Entries supplied.

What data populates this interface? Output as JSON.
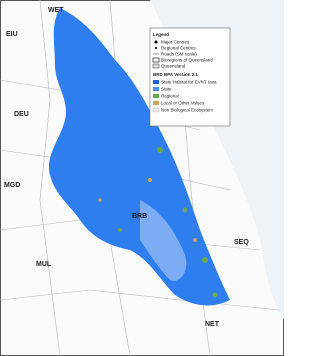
{
  "legend": {
    "title": "Legend",
    "items": [
      "Major Centres",
      "Regional Centres",
      "Roads (SM scale)",
      "Bioregions of Queensland",
      "Queensland"
    ],
    "section_title": "BRD BPA Version 2.1",
    "classes": [
      "State Habitat for EVNT taxa",
      "State",
      "Regional",
      "Local or Other Values",
      "Non Biological Ecosystem"
    ]
  },
  "regions": [
    "WET",
    "EIU",
    "DEU",
    "MGD",
    "MUL",
    "BRB",
    "SEQ",
    "NET"
  ]
}
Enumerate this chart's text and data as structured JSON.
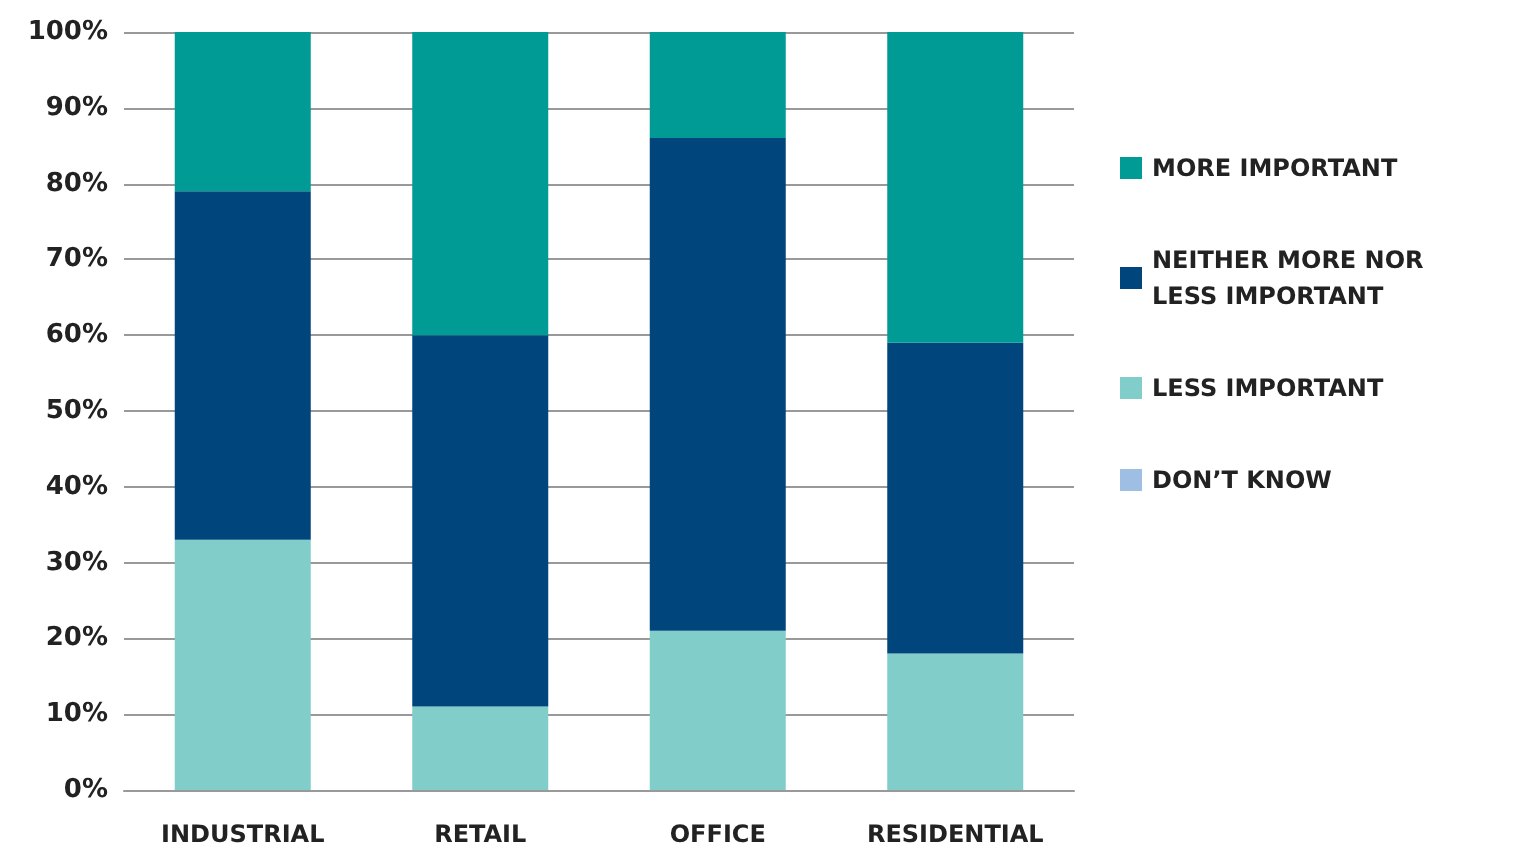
{
  "chart_data": {
    "type": "bar",
    "stacked": true,
    "categories": [
      "INDUSTRIAL",
      "RETAIL",
      "OFFICE",
      "RESIDENTIAL"
    ],
    "series": [
      {
        "name": "LESS IMPORTANT",
        "color": "#80cdc9",
        "values": [
          33,
          11,
          21,
          18
        ]
      },
      {
        "name": "NEITHER MORE NOR LESS IMPORTANT",
        "color": "#00457c",
        "values": [
          46,
          49,
          65,
          41
        ]
      },
      {
        "name": "MORE IMPORTANT",
        "color": "#009b95",
        "values": [
          21,
          40,
          14,
          41
        ]
      },
      {
        "name": "DON’T KNOW",
        "color": "#9ebfe3",
        "values": [
          0,
          0,
          0,
          0
        ]
      }
    ],
    "ylim": [
      0,
      100
    ],
    "yticks": [
      {
        "value": 0,
        "label": "0%"
      },
      {
        "value": 10,
        "label": "10%"
      },
      {
        "value": 20,
        "label": "20%"
      },
      {
        "value": 30,
        "label": "30%"
      },
      {
        "value": 40,
        "label": "40%"
      },
      {
        "value": 50,
        "label": "50%"
      },
      {
        "value": 60,
        "label": "60%"
      },
      {
        "value": 70,
        "label": "70%"
      },
      {
        "value": 80,
        "label": "80%"
      },
      {
        "value": 90,
        "label": "90%"
      },
      {
        "value": 100,
        "label": "100%"
      }
    ],
    "grid": "y",
    "legend": "right"
  }
}
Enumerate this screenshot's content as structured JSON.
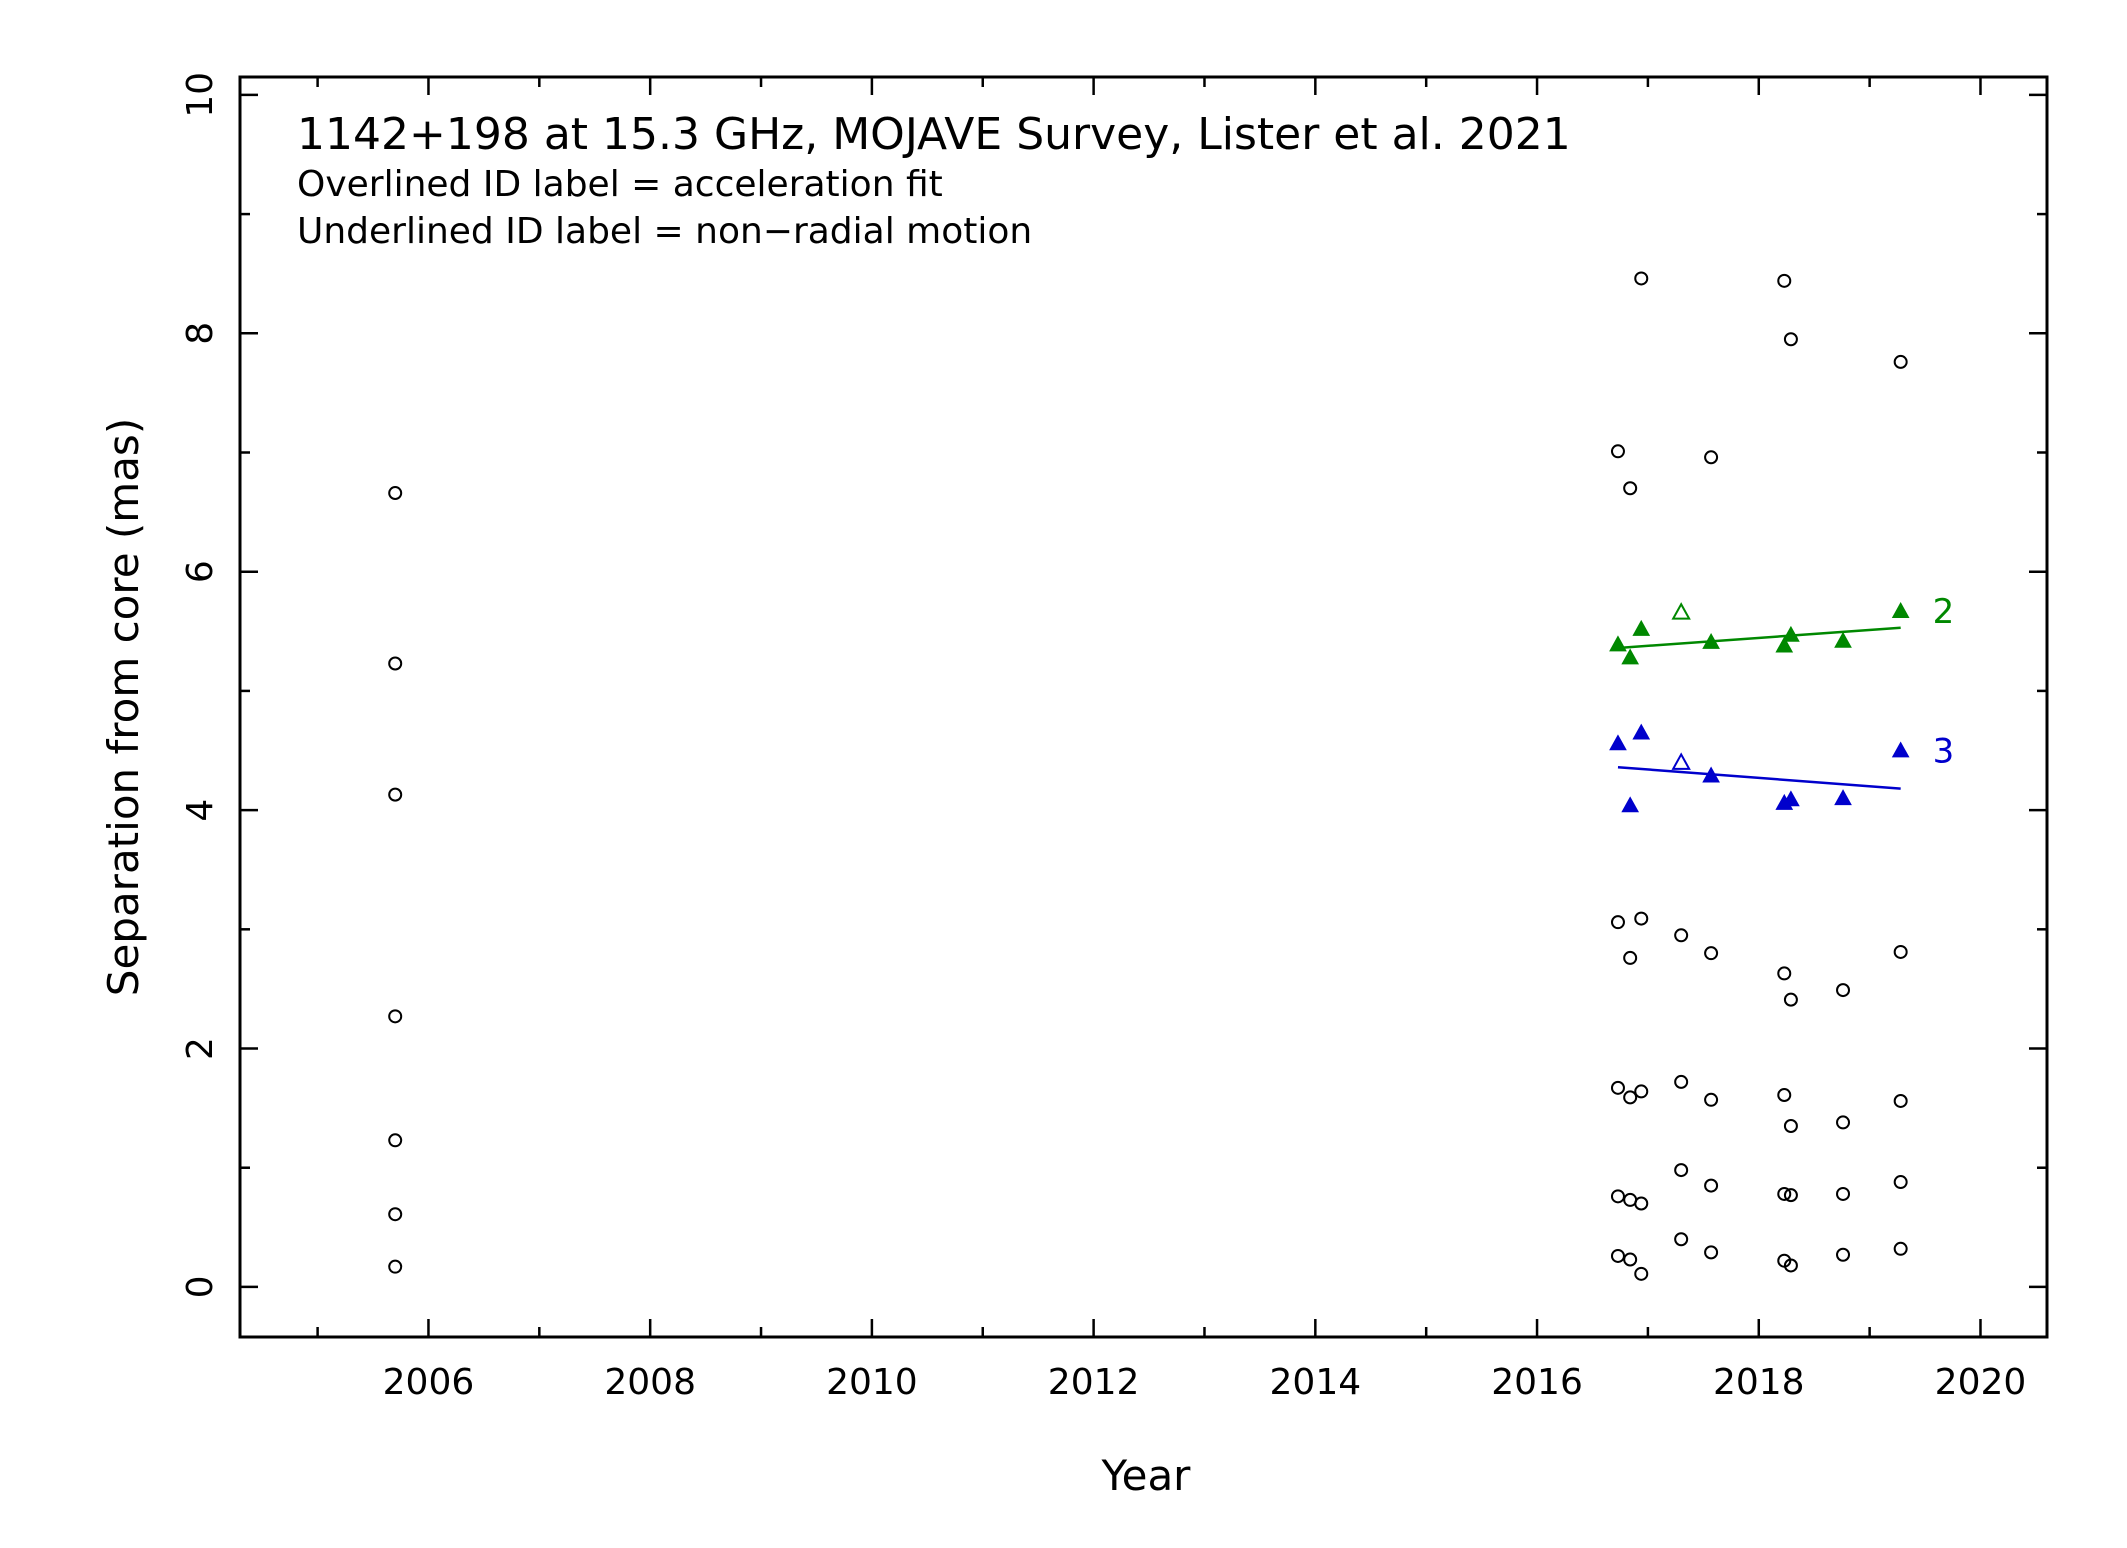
{
  "chart_data": {
    "type": "scatter",
    "title": "1142+198 at 15.3 GHz, MOJAVE Survey, Lister et al. 2021",
    "notes": [
      "Overlined ID label = acceleration fit",
      "Underlined ID label = non−radial motion"
    ],
    "xlabel": "Year",
    "ylabel": "Separation from core (mas)",
    "xlim": [
      2004.3,
      2020.6
    ],
    "ylim": [
      -0.42,
      10.15
    ],
    "xticks": [
      2006,
      2008,
      2010,
      2012,
      2014,
      2016,
      2018,
      2020
    ],
    "xtick_labels": [
      "2006",
      "2008",
      "2010",
      "2012",
      "2014",
      "2016",
      "2018",
      "2020"
    ],
    "yticks": [
      0,
      2,
      4,
      6,
      8,
      10
    ],
    "ytick_labels": [
      "0",
      "2",
      "4",
      "6",
      "8",
      "10"
    ],
    "grid": false,
    "unassigned": {
      "color": "#000000",
      "marker": "open-circle",
      "points": [
        [
          2005.7,
          6.66
        ],
        [
          2005.7,
          5.23
        ],
        [
          2005.7,
          4.13
        ],
        [
          2005.7,
          2.27
        ],
        [
          2005.7,
          1.23
        ],
        [
          2005.7,
          0.61
        ],
        [
          2005.7,
          0.17
        ],
        [
          2016.73,
          7.01
        ],
        [
          2016.73,
          3.06
        ],
        [
          2016.73,
          1.67
        ],
        [
          2016.73,
          0.76
        ],
        [
          2016.73,
          0.26
        ],
        [
          2016.84,
          6.7
        ],
        [
          2016.84,
          2.76
        ],
        [
          2016.84,
          1.59
        ],
        [
          2016.84,
          0.73
        ],
        [
          2016.84,
          0.23
        ],
        [
          2016.94,
          8.46
        ],
        [
          2016.94,
          3.09
        ],
        [
          2016.94,
          1.64
        ],
        [
          2016.94,
          0.7
        ],
        [
          2016.94,
          0.11
        ],
        [
          2017.3,
          2.95
        ],
        [
          2017.3,
          1.72
        ],
        [
          2017.3,
          0.98
        ],
        [
          2017.3,
          0.4
        ],
        [
          2017.57,
          6.96
        ],
        [
          2017.57,
          2.8
        ],
        [
          2017.57,
          1.57
        ],
        [
          2017.57,
          0.85
        ],
        [
          2017.57,
          0.29
        ],
        [
          2018.23,
          8.44
        ],
        [
          2018.23,
          2.63
        ],
        [
          2018.23,
          1.61
        ],
        [
          2018.23,
          0.78
        ],
        [
          2018.23,
          0.22
        ],
        [
          2018.29,
          7.95
        ],
        [
          2018.29,
          2.41
        ],
        [
          2018.29,
          1.35
        ],
        [
          2018.29,
          0.77
        ],
        [
          2018.29,
          0.18
        ],
        [
          2018.76,
          2.49
        ],
        [
          2018.76,
          1.38
        ],
        [
          2018.76,
          0.78
        ],
        [
          2018.76,
          0.27
        ],
        [
          2019.28,
          7.76
        ],
        [
          2019.28,
          2.81
        ],
        [
          2019.28,
          1.56
        ],
        [
          2019.28,
          0.88
        ],
        [
          2019.28,
          0.32
        ]
      ]
    },
    "series": [
      {
        "name": "2",
        "color": "#008800",
        "marker": "filled-triangle",
        "points": [
          [
            2016.73,
            5.39
          ],
          [
            2016.84,
            5.28
          ],
          [
            2016.94,
            5.52
          ],
          [
            2017.57,
            5.41
          ],
          [
            2018.23,
            5.38
          ],
          [
            2018.29,
            5.47
          ],
          [
            2018.76,
            5.42
          ],
          [
            2019.28,
            5.67
          ]
        ],
        "excluded_points": [
          [
            2017.3,
            5.66
          ]
        ],
        "fit": [
          [
            2016.73,
            5.36
          ],
          [
            2019.28,
            5.53
          ]
        ]
      },
      {
        "name": "3",
        "color": "#0000cc",
        "marker": "filled-triangle",
        "points": [
          [
            2016.73,
            4.56
          ],
          [
            2016.84,
            4.04
          ],
          [
            2016.94,
            4.65
          ],
          [
            2017.57,
            4.29
          ],
          [
            2018.23,
            4.06
          ],
          [
            2018.29,
            4.09
          ],
          [
            2018.76,
            4.1
          ],
          [
            2019.28,
            4.5
          ]
        ],
        "excluded_points": [
          [
            2017.3,
            4.4
          ]
        ],
        "fit": [
          [
            2016.73,
            4.36
          ],
          [
            2019.28,
            4.18
          ]
        ]
      }
    ]
  }
}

Task brief.
Copy every line of the listing that includes the string "JSON".

Exercise result.
What data populates this interface? Output as JSON.
Enumerate this chart's text and data as structured JSON.
Enumerate this screenshot's content as structured JSON.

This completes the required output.